Figure dataset records:
## Start
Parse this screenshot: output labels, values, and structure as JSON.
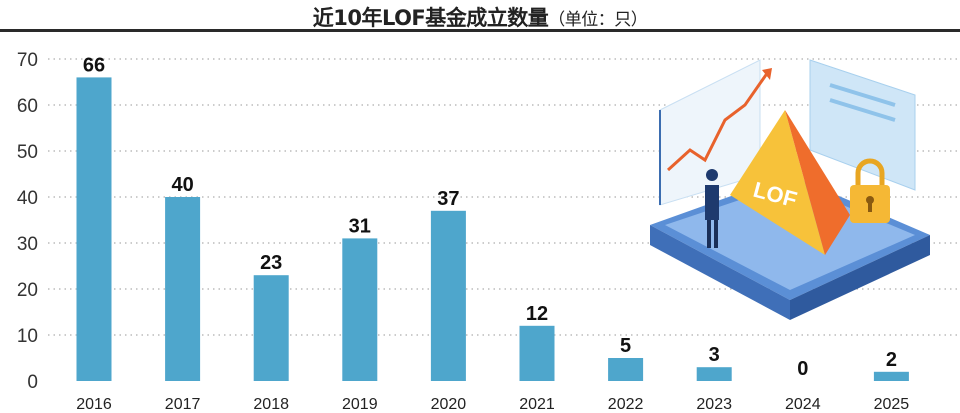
{
  "chart_data": {
    "type": "bar",
    "title": "近10年LOF基金成立数量",
    "unit_note": "（单位：只）",
    "categories": [
      "2016",
      "2017",
      "2018",
      "2019",
      "2020",
      "2021",
      "2022",
      "2023",
      "2024",
      "2025"
    ],
    "values": [
      66,
      40,
      23,
      31,
      37,
      12,
      5,
      3,
      0,
      2
    ],
    "yticks": [
      0,
      10,
      20,
      30,
      40,
      50,
      60,
      70
    ],
    "ylim": [
      0,
      70
    ],
    "xlabel": "",
    "ylabel": "",
    "grid": true,
    "legend": "none",
    "bar_color": "#4ea6cc"
  },
  "illustration": {
    "label": "LOF"
  }
}
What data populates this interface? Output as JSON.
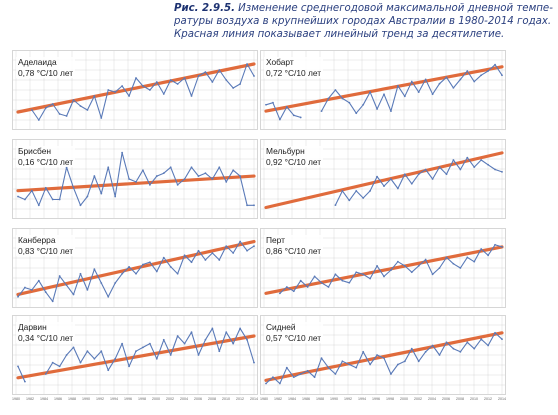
{
  "caption": {
    "fig": "Рис. 2.9.5.",
    "line1": " Изменение среднегодовой максимальной дневной темпе-",
    "line2": "ратуры воздуха в крупнейших городах Австралии в 1980-2014 годах.",
    "line3": "Красная линия показывает линейный тренд за десятилетие."
  },
  "colors": {
    "series": "#5a7ab8",
    "trend": "#e06b3c",
    "grid": "#cfcfcf"
  },
  "chart_data": [
    {
      "type": "line",
      "city": "Аделаида",
      "trend_label": "0,78 °С/10 лет",
      "x": [
        1980,
        1981,
        1982,
        1983,
        1984,
        1985,
        1986,
        1987,
        1988,
        1989,
        1990,
        1991,
        1992,
        1993,
        1994,
        1995,
        1996,
        1997,
        1998,
        1999,
        2000,
        2001,
        2002,
        2003,
        2004,
        2005,
        2006,
        2007,
        2008,
        2009,
        2010,
        2011,
        2012,
        2013,
        2014
      ],
      "values": [
        null,
        null,
        21.3,
        20.8,
        21.4,
        21.6,
        21.1,
        21.0,
        21.8,
        21.5,
        21.3,
        22.0,
        20.9,
        22.3,
        22.2,
        22.5,
        22.0,
        22.9,
        22.5,
        22.3,
        22.7,
        22.1,
        22.8,
        22.6,
        22.9,
        22.0,
        23.0,
        23.2,
        22.7,
        23.3,
        22.8,
        22.4,
        22.6,
        23.6,
        23.0
      ],
      "trend": [
        21.2,
        23.6
      ],
      "ylim": [
        20.4,
        24.2
      ]
    },
    {
      "type": "line",
      "city": "Хобарт",
      "trend_label": "0,72 °С/10 лет",
      "x": [
        1980,
        1981,
        1982,
        1983,
        1984,
        1985,
        1986,
        1987,
        1988,
        1989,
        1990,
        1991,
        1992,
        1993,
        1994,
        1995,
        1996,
        1997,
        1998,
        1999,
        2000,
        2001,
        2002,
        2003,
        2004,
        2005,
        2006,
        2007,
        2008,
        2009,
        2010,
        2011,
        2012,
        2013,
        2014
      ],
      "values": [
        16.8,
        16.9,
        16.1,
        16.7,
        16.3,
        16.2,
        null,
        null,
        16.5,
        17.1,
        17.5,
        17.1,
        16.9,
        16.4,
        16.8,
        17.4,
        16.6,
        17.3,
        16.5,
        17.7,
        17.2,
        17.9,
        17.4,
        18.0,
        17.3,
        17.8,
        18.1,
        17.6,
        18.0,
        18.4,
        17.9,
        18.2,
        18.4,
        18.7,
        18.2
      ],
      "trend": [
        16.5,
        18.6
      ],
      "ylim": [
        15.7,
        19.3
      ]
    },
    {
      "type": "line",
      "city": "Брисбен",
      "trend_label": "0,16 °С/10 лет",
      "x": [
        1980,
        1981,
        1982,
        1983,
        1984,
        1985,
        1986,
        1987,
        1988,
        1989,
        1990,
        1991,
        1992,
        1993,
        1994,
        1995,
        1996,
        1997,
        1998,
        1999,
        2000,
        2001,
        2002,
        2003,
        2004,
        2005,
        2006,
        2007,
        2008,
        2009,
        2010,
        2011,
        2012,
        2013,
        2014
      ],
      "values": [
        25.9,
        25.8,
        26.1,
        25.6,
        26.2,
        25.8,
        25.8,
        26.9,
        26.2,
        25.6,
        25.9,
        26.6,
        26.0,
        26.9,
        25.9,
        27.4,
        26.5,
        26.4,
        26.8,
        26.3,
        26.6,
        26.7,
        26.9,
        26.3,
        26.5,
        26.9,
        26.6,
        26.7,
        26.5,
        26.9,
        26.4,
        26.8,
        26.6,
        25.6,
        25.6
      ],
      "trend": [
        26.1,
        26.6
      ],
      "ylim": [
        25.2,
        27.8
      ]
    },
    {
      "type": "line",
      "city": "Мельбурн",
      "trend_label": "0,92 °С/10 лет",
      "x": [
        1980,
        1981,
        1982,
        1983,
        1984,
        1985,
        1986,
        1987,
        1988,
        1989,
        1990,
        1991,
        1992,
        1993,
        1994,
        1995,
        1996,
        1997,
        1998,
        1999,
        2000,
        2001,
        2002,
        2003,
        2004,
        2005,
        2006,
        2007,
        2008,
        2009,
        2010,
        2011,
        2012,
        2013,
        2014
      ],
      "values": [
        null,
        null,
        null,
        null,
        null,
        null,
        null,
        null,
        null,
        null,
        19.3,
        19.9,
        19.5,
        19.9,
        19.6,
        19.9,
        20.5,
        20.1,
        20.4,
        20.0,
        20.6,
        20.2,
        20.6,
        20.8,
        20.4,
        20.9,
        20.6,
        21.2,
        20.8,
        21.3,
        20.9,
        21.2,
        21.0,
        20.8,
        20.7
      ],
      "trend": [
        19.2,
        21.5
      ],
      "ylim": [
        18.8,
        22.0
      ]
    },
    {
      "type": "line",
      "city": "Канберра",
      "trend_label": "0,83 °С/10 лет",
      "x": [
        1980,
        1981,
        1982,
        1983,
        1984,
        1985,
        1986,
        1987,
        1988,
        1989,
        1990,
        1991,
        1992,
        1993,
        1994,
        1995,
        1996,
        1997,
        1998,
        1999,
        2000,
        2001,
        2002,
        2003,
        2004,
        2005,
        2006,
        2007,
        2008,
        2009,
        2010,
        2011,
        2012,
        2013,
        2014
      ],
      "values": [
        19.2,
        19.6,
        19.5,
        19.9,
        19.4,
        19.0,
        20.1,
        19.7,
        19.3,
        20.2,
        19.5,
        20.4,
        19.8,
        19.2,
        19.8,
        20.2,
        20.5,
        20.2,
        20.6,
        20.7,
        20.3,
        20.9,
        20.5,
        20.2,
        21.0,
        20.7,
        21.2,
        20.8,
        21.1,
        20.8,
        21.4,
        21.1,
        21.6,
        21.2,
        21.4
      ],
      "trend": [
        19.3,
        21.6
      ],
      "ylim": [
        18.8,
        22.1
      ]
    },
    {
      "type": "line",
      "city": "Перт",
      "trend_label": "0,86 °С/10 лет",
      "x": [
        1980,
        1981,
        1982,
        1983,
        1984,
        1985,
        1986,
        1987,
        1988,
        1989,
        1990,
        1991,
        1992,
        1993,
        1994,
        1995,
        1996,
        1997,
        1998,
        1999,
        2000,
        2001,
        2002,
        2003,
        2004,
        2005,
        2006,
        2007,
        2008,
        2009,
        2010,
        2011,
        2012,
        2013,
        2014
      ],
      "values": [
        null,
        null,
        23.6,
        23.9,
        23.7,
        24.2,
        23.9,
        24.4,
        24.1,
        23.9,
        24.5,
        24.2,
        24.1,
        24.6,
        24.5,
        24.3,
        24.9,
        24.4,
        24.7,
        25.1,
        24.9,
        24.6,
        24.9,
        25.2,
        24.5,
        24.8,
        25.3,
        25.0,
        24.8,
        25.3,
        25.1,
        25.7,
        25.4,
        25.9,
        25.8
      ],
      "trend": [
        23.6,
        25.8
      ],
      "ylim": [
        23.0,
        26.6
      ]
    },
    {
      "type": "line",
      "city": "Дарвин",
      "trend_label": "0,34 °С/10 лет",
      "x": [
        1980,
        1981,
        1982,
        1983,
        1984,
        1985,
        1986,
        1987,
        1988,
        1989,
        1990,
        1991,
        1992,
        1993,
        1994,
        1995,
        1996,
        1997,
        1998,
        1999,
        2000,
        2001,
        2002,
        2003,
        2004,
        2005,
        2006,
        2007,
        2008,
        2009,
        2010,
        2011,
        2012,
        2013,
        2014
      ],
      "values": [
        32.3,
        31.9,
        null,
        null,
        32.1,
        32.4,
        32.3,
        32.6,
        32.8,
        32.4,
        32.7,
        32.5,
        32.7,
        32.2,
        32.5,
        32.9,
        32.3,
        32.7,
        32.8,
        32.9,
        32.5,
        33.0,
        32.6,
        33.1,
        32.9,
        33.2,
        32.6,
        33.0,
        33.3,
        32.7,
        33.2,
        32.9,
        33.3,
        33.0,
        32.4
      ],
      "trend": [
        32.0,
        33.1
      ],
      "ylim": [
        31.6,
        33.6
      ]
    },
    {
      "type": "line",
      "city": "Сидней",
      "trend_label": "0,57 °С/10 лет",
      "x": [
        1980,
        1981,
        1982,
        1983,
        1984,
        1985,
        1986,
        1987,
        1988,
        1989,
        1990,
        1991,
        1992,
        1993,
        1994,
        1995,
        1996,
        1997,
        1998,
        1999,
        2000,
        2001,
        2002,
        2003,
        2004,
        2005,
        2006,
        2007,
        2008,
        2009,
        2010,
        2011,
        2012,
        2013,
        2014
      ],
      "values": [
        21.4,
        21.6,
        21.4,
        21.9,
        21.6,
        21.7,
        21.8,
        21.6,
        22.2,
        21.9,
        21.7,
        22.1,
        22.0,
        21.9,
        22.4,
        22.0,
        22.3,
        22.2,
        21.7,
        22.0,
        22.1,
        22.5,
        22.1,
        22.4,
        22.6,
        22.3,
        22.7,
        22.5,
        22.4,
        22.7,
        22.5,
        22.8,
        22.6,
        23.0,
        22.8
      ],
      "trend": [
        21.5,
        23.0
      ],
      "ylim": [
        21.1,
        23.5
      ]
    }
  ],
  "x_ticks": [
    "1980",
    "1982",
    "1984",
    "1986",
    "1988",
    "1990",
    "1992",
    "1994",
    "1996",
    "1998",
    "2000",
    "2002",
    "2004",
    "2006",
    "2008",
    "2010",
    "2012",
    "2014"
  ]
}
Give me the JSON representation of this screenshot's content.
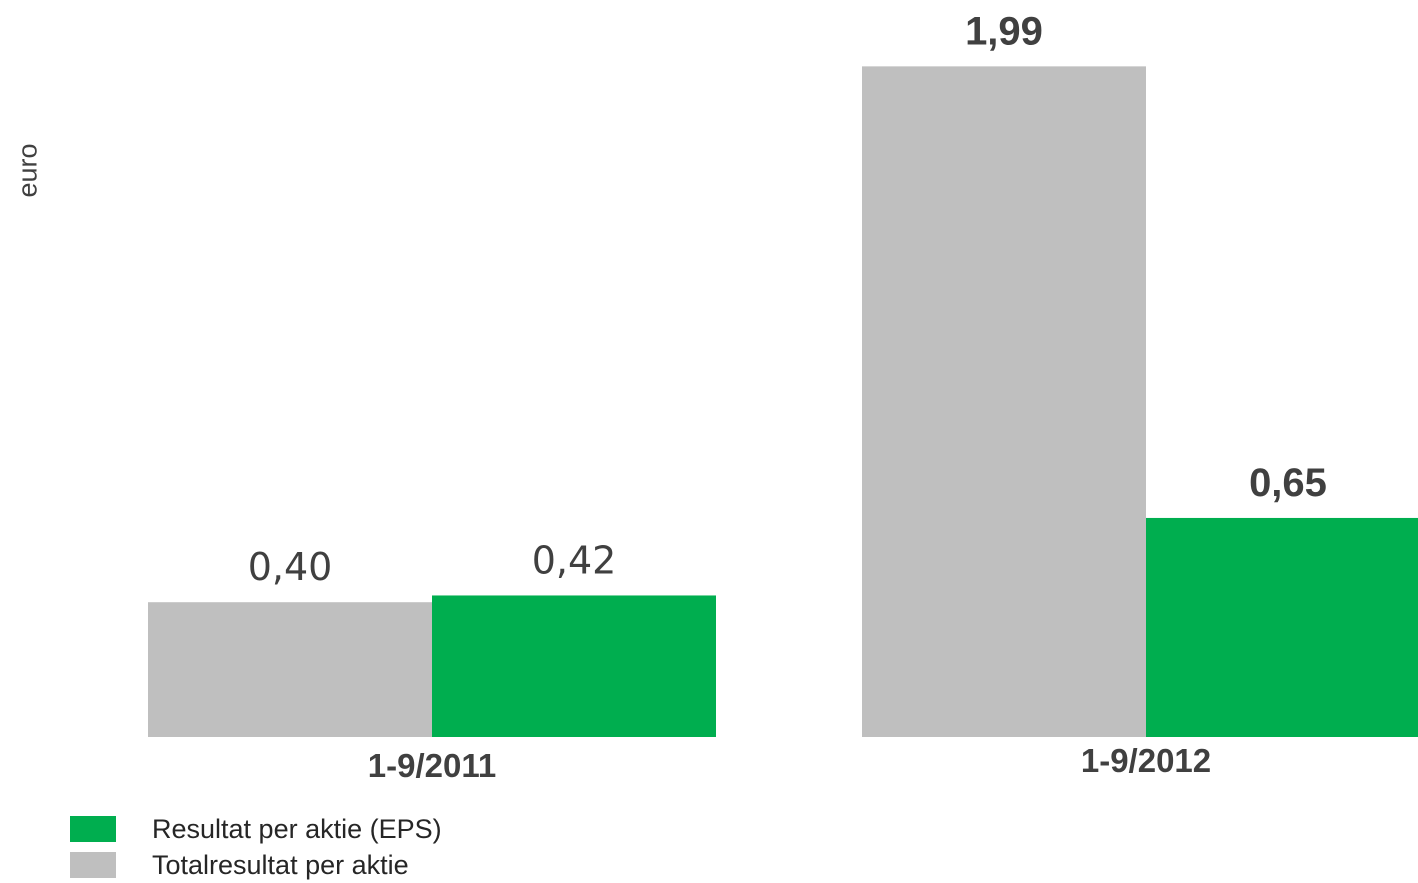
{
  "chart_data": {
    "type": "bar",
    "ylabel": "euro",
    "xlabel": "",
    "title": "",
    "ylim": [
      0,
      2.12
    ],
    "grid": false,
    "legend_position": "bottom-left",
    "categories": [
      "1-9/2011",
      "1-9/2012"
    ],
    "series": [
      {
        "name": "Totalresultat per aktie",
        "color": "#bfbfbf",
        "values": [
          0.4,
          1.99
        ],
        "value_labels": [
          "0,40",
          "1,99"
        ],
        "label_bold": [
          false,
          true
        ]
      },
      {
        "name": "Resultat per aktie (EPS)",
        "color": "#00ae4f",
        "values": [
          0.42,
          0.65
        ],
        "value_labels": [
          "0,42",
          "0,65"
        ],
        "label_bold": [
          false,
          true
        ]
      }
    ],
    "legend": [
      {
        "label": "Resultat per aktie (EPS)",
        "color": "#00ae4f"
      },
      {
        "label": "Totalresultat per aktie",
        "color": "#bfbfbf"
      }
    ]
  }
}
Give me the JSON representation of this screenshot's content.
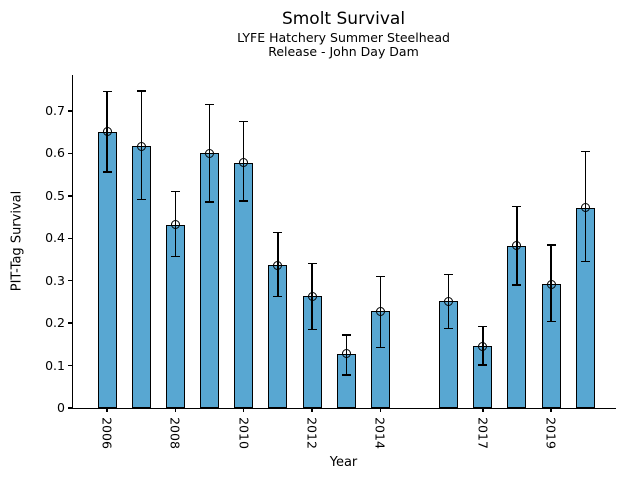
{
  "title": "Smolt Survival",
  "subtitle_line1": "LYFE Hatchery Summer Steelhead",
  "subtitle_line2": "Release - John Day Dam",
  "chart_data": {
    "type": "bar",
    "title": "Smolt Survival",
    "subtitle": [
      "LYFE Hatchery Summer Steelhead",
      "Release - John Day Dam"
    ],
    "xlabel": "Year",
    "ylabel": "PIT-Tag Survival",
    "grid": false,
    "legend_position": "none",
    "bar_color": "#58A7D2",
    "bar_edge_color": "#000000",
    "error_bar_color": "#000000",
    "marker_style": "open-circle",
    "xlim": [
      2005.0,
      2020.9
    ],
    "ylim": [
      0,
      0.785
    ],
    "yticks": [
      0,
      0.1,
      0.2,
      0.3,
      0.4,
      0.5,
      0.6,
      0.7
    ],
    "ytick_labels": [
      "0",
      "0.1",
      "0.2",
      "0.3",
      "0.4",
      "0.5",
      "0.6",
      "0.7"
    ],
    "xtick_years": [
      2006,
      2008,
      2010,
      2012,
      2014,
      2017,
      2019
    ],
    "xtick_labels": [
      "2006",
      "2008",
      "2010",
      "2012",
      "2014",
      "2017",
      "2019"
    ],
    "missing_years": [
      2015
    ],
    "series": [
      {
        "name": "PIT-Tag Survival",
        "points": [
          {
            "year": 2006,
            "value": 0.651,
            "ci_low": 0.556,
            "ci_high": 0.746
          },
          {
            "year": 2007,
            "value": 0.617,
            "ci_low": 0.491,
            "ci_high": 0.747
          },
          {
            "year": 2008,
            "value": 0.432,
            "ci_low": 0.357,
            "ci_high": 0.51
          },
          {
            "year": 2009,
            "value": 0.601,
            "ci_low": 0.486,
            "ci_high": 0.715
          },
          {
            "year": 2010,
            "value": 0.578,
            "ci_low": 0.488,
            "ci_high": 0.676
          },
          {
            "year": 2011,
            "value": 0.337,
            "ci_low": 0.263,
            "ci_high": 0.413
          },
          {
            "year": 2012,
            "value": 0.263,
            "ci_low": 0.185,
            "ci_high": 0.34
          },
          {
            "year": 2013,
            "value": 0.128,
            "ci_low": 0.078,
            "ci_high": 0.172
          },
          {
            "year": 2014,
            "value": 0.228,
            "ci_low": 0.142,
            "ci_high": 0.31
          },
          {
            "year": 2016,
            "value": 0.252,
            "ci_low": 0.188,
            "ci_high": 0.315
          },
          {
            "year": 2017,
            "value": 0.146,
            "ci_low": 0.101,
            "ci_high": 0.192
          },
          {
            "year": 2018,
            "value": 0.382,
            "ci_low": 0.29,
            "ci_high": 0.475
          },
          {
            "year": 2019,
            "value": 0.292,
            "ci_low": 0.204,
            "ci_high": 0.384
          },
          {
            "year": 2020,
            "value": 0.472,
            "ci_low": 0.345,
            "ci_high": 0.605
          }
        ]
      }
    ]
  }
}
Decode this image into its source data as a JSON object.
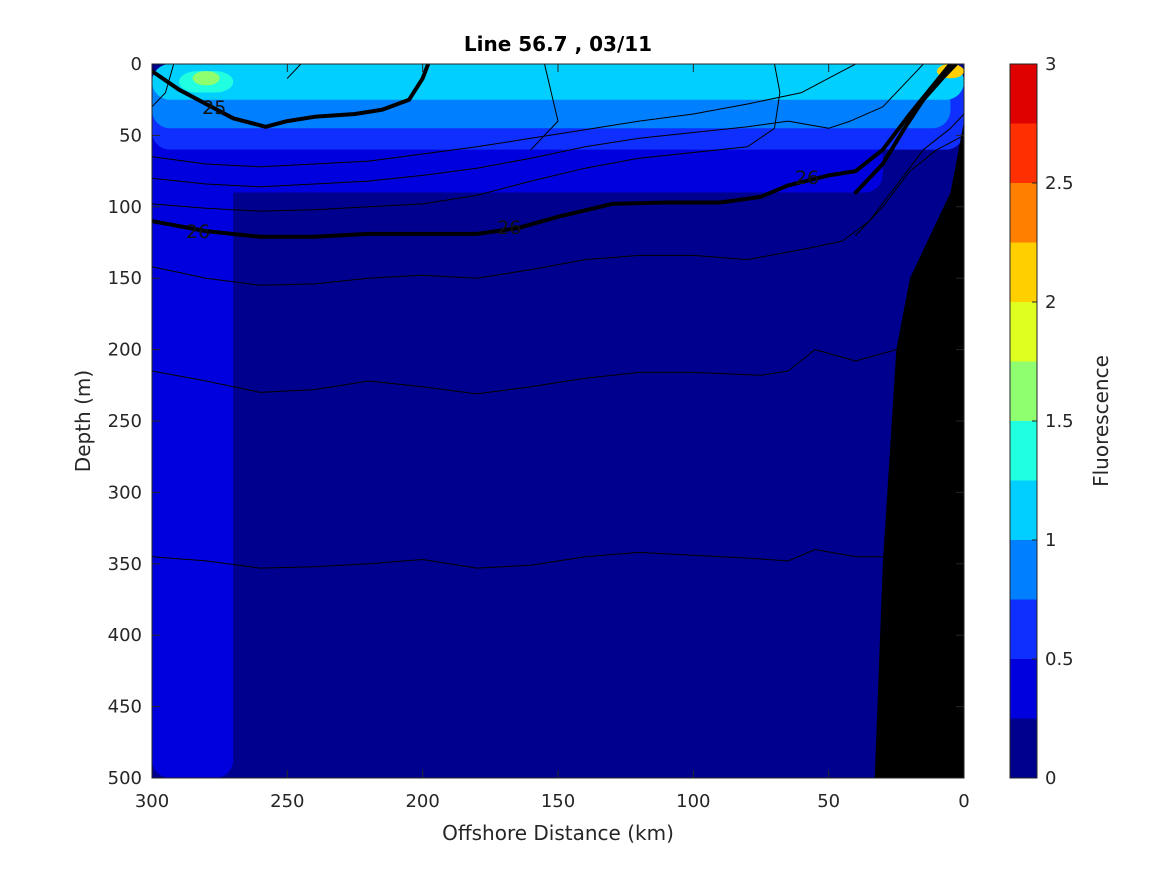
## End
Exercise requirements: Find each line holding the string "name" and copy it out.

Result for this exercise:
        "name": "Totalresultat per aktie",
        "name": "Resultat per aktie (EPS)",
        "name": "PIT-Tag Survival",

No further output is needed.